Without the images, output each record below as it stands.

Source records
────────────────────
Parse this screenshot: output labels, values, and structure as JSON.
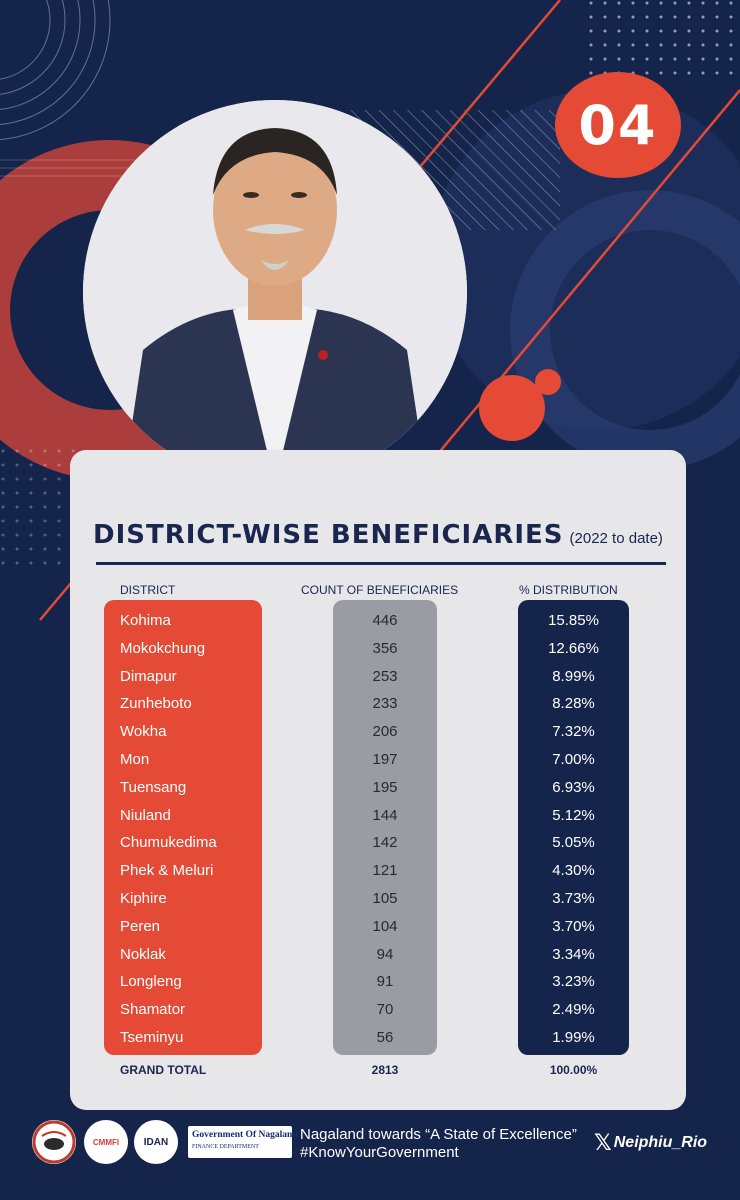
{
  "badge": {
    "number": "04"
  },
  "title": "DISTRICT-WISE BENEFICIARIES",
  "subtitle": "(2022 to date)",
  "table": {
    "headers": [
      "DISTRICT",
      "COUNT OF BENEFICIARIES",
      "% DISTRIBUTION"
    ],
    "rows": [
      {
        "district": "Kohima",
        "count": "446",
        "pct": "15.85%"
      },
      {
        "district": "Mokokchung",
        "count": "356",
        "pct": "12.66%"
      },
      {
        "district": "Dimapur",
        "count": "253",
        "pct": "8.99%"
      },
      {
        "district": "Zunheboto",
        "count": "233",
        "pct": "8.28%"
      },
      {
        "district": "Wokha",
        "count": "206",
        "pct": "7.32%"
      },
      {
        "district": "Mon",
        "count": "197",
        "pct": "7.00%"
      },
      {
        "district": "Tuensang",
        "count": "195",
        "pct": "6.93%"
      },
      {
        "district": "Niuland",
        "count": "144",
        "pct": "5.12%"
      },
      {
        "district": "Chumukedima",
        "count": "142",
        "pct": "5.05%"
      },
      {
        "district": "Phek & Meluri",
        "count": "121",
        "pct": "4.30%"
      },
      {
        "district": "Kiphire",
        "count": "105",
        "pct": "3.73%"
      },
      {
        "district": "Peren",
        "count": "104",
        "pct": "3.70%"
      },
      {
        "district": "Noklak",
        "count": "94",
        "pct": "3.34%"
      },
      {
        "district": "Longleng",
        "count": "91",
        "pct": "3.23%"
      },
      {
        "district": "Shamator",
        "count": "70",
        "pct": "2.49%"
      },
      {
        "district": "Tseminyu",
        "count": "56",
        "pct": "1.99%"
      }
    ],
    "total": {
      "label": "GRAND TOTAL",
      "count": "2813",
      "pct": "100.00%"
    }
  },
  "footer": {
    "logos": [
      "CMMFI",
      "IDAN"
    ],
    "gov_main": "Government Of Nagaland",
    "gov_sub": "FINANCE DEPARTMENT",
    "slogan_line1": "Nagaland towards “A  State of Excellence”",
    "slogan_line2": "#KnowYourGovernment",
    "x_handle": "Neiphiu_Rio"
  },
  "colors": {
    "background": "#15244a",
    "accent_red": "#e44a36",
    "grey_column": "#9b9ba3",
    "navy_column": "#15244a",
    "card": "#e7e7ea"
  }
}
────────────────────
### Reply to the task
Parse this screenshot: output labels, values, and structure as JSON.
{
  "badge": {
    "number": "04"
  },
  "title": "DISTRICT-WISE BENEFICIARIES",
  "subtitle": "(2022 to date)",
  "table": {
    "headers": [
      "DISTRICT",
      "COUNT OF BENEFICIARIES",
      "% DISTRIBUTION"
    ],
    "rows": [
      {
        "district": "Kohima",
        "count": "446",
        "pct": "15.85%"
      },
      {
        "district": "Mokokchung",
        "count": "356",
        "pct": "12.66%"
      },
      {
        "district": "Dimapur",
        "count": "253",
        "pct": "8.99%"
      },
      {
        "district": "Zunheboto",
        "count": "233",
        "pct": "8.28%"
      },
      {
        "district": "Wokha",
        "count": "206",
        "pct": "7.32%"
      },
      {
        "district": "Mon",
        "count": "197",
        "pct": "7.00%"
      },
      {
        "district": "Tuensang",
        "count": "195",
        "pct": "6.93%"
      },
      {
        "district": "Niuland",
        "count": "144",
        "pct": "5.12%"
      },
      {
        "district": "Chumukedima",
        "count": "142",
        "pct": "5.05%"
      },
      {
        "district": "Phek & Meluri",
        "count": "121",
        "pct": "4.30%"
      },
      {
        "district": "Kiphire",
        "count": "105",
        "pct": "3.73%"
      },
      {
        "district": "Peren",
        "count": "104",
        "pct": "3.70%"
      },
      {
        "district": "Noklak",
        "count": "94",
        "pct": "3.34%"
      },
      {
        "district": "Longleng",
        "count": "91",
        "pct": "3.23%"
      },
      {
        "district": "Shamator",
        "count": "70",
        "pct": "2.49%"
      },
      {
        "district": "Tseminyu",
        "count": "56",
        "pct": "1.99%"
      }
    ],
    "total": {
      "label": "GRAND TOTAL",
      "count": "2813",
      "pct": "100.00%"
    }
  },
  "footer": {
    "logos": [
      "CMMFI",
      "IDAN"
    ],
    "gov_main": "Government Of Nagaland",
    "gov_sub": "FINANCE DEPARTMENT",
    "slogan_line1": "Nagaland towards “A  State of Excellence”",
    "slogan_line2": "#KnowYourGovernment",
    "x_handle": "Neiphiu_Rio"
  },
  "colors": {
    "background": "#15244a",
    "accent_red": "#e44a36",
    "grey_column": "#9b9ba3",
    "navy_column": "#15244a",
    "card": "#e7e7ea"
  }
}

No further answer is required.